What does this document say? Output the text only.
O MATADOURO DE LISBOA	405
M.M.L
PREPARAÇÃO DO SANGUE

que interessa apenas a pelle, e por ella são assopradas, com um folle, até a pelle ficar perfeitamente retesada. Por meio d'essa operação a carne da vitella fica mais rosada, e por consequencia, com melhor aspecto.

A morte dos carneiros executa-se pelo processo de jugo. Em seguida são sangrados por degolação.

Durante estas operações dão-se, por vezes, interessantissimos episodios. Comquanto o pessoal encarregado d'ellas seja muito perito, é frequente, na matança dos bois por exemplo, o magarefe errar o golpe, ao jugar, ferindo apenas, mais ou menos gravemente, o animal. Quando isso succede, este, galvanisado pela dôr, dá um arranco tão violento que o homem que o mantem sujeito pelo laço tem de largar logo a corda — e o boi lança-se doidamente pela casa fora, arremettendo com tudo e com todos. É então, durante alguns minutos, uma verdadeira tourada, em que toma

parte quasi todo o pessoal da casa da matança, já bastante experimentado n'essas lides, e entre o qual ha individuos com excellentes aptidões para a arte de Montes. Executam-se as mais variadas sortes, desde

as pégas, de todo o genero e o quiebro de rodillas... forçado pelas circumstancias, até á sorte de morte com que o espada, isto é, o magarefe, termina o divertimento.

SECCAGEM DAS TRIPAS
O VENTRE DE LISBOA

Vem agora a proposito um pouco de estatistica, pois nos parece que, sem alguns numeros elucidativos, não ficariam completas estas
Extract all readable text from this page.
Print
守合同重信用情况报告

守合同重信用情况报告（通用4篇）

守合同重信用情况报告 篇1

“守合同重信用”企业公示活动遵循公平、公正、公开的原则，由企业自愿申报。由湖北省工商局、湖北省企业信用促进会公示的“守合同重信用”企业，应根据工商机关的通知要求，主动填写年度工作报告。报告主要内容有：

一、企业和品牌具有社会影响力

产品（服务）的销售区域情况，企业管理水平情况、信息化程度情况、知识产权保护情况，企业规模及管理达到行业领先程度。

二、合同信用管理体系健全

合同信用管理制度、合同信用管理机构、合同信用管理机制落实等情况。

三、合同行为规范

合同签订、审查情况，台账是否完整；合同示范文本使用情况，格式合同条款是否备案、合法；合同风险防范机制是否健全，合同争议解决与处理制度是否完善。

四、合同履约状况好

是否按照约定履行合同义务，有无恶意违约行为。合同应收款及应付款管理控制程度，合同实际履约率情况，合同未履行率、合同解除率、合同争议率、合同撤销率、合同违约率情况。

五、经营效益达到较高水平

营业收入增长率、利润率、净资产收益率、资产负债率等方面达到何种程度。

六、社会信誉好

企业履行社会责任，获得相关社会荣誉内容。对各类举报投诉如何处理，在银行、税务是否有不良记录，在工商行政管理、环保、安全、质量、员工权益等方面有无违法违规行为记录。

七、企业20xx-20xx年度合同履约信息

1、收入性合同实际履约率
━━━━━━━━━━━━━━━━━━━━━━━━━━━━━━
Answer with one number: how many lines of the entries above include the word "this".

2